**STATED TASK**:
Set down every line of the material below exactly as it stands, leaving out the pictures.

**ENTRIES**:
===
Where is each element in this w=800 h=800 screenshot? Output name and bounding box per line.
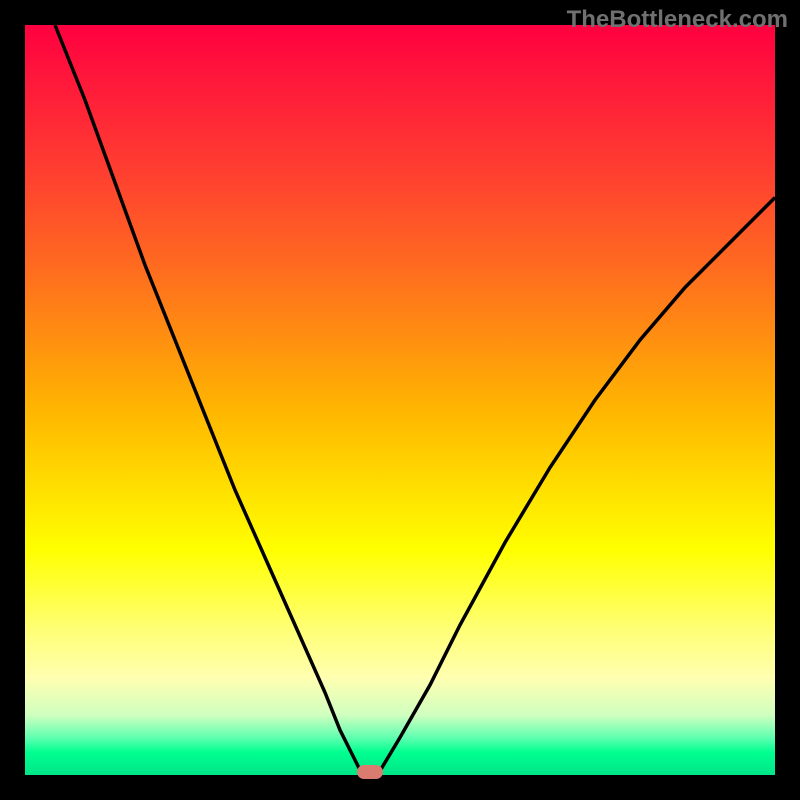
chart-plot-area: [25, 25, 775, 775]
bottleneck-curve: [25, 25, 775, 775]
watermark-text: TheBottleneck.com: [567, 6, 788, 34]
curve-left-branch: [55, 25, 375, 775]
curve-right-branch: [378, 198, 776, 776]
optimal-point-marker: [357, 765, 383, 779]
===
**THE SOLUTION**:
Where is each element in this w=800 h=800 screenshot? Output name and bounding box per line.
chart-plot-area: [25, 25, 775, 775]
bottleneck-curve: [25, 25, 775, 775]
watermark-text: TheBottleneck.com: [567, 6, 788, 34]
curve-left-branch: [55, 25, 375, 775]
curve-right-branch: [378, 198, 776, 776]
optimal-point-marker: [357, 765, 383, 779]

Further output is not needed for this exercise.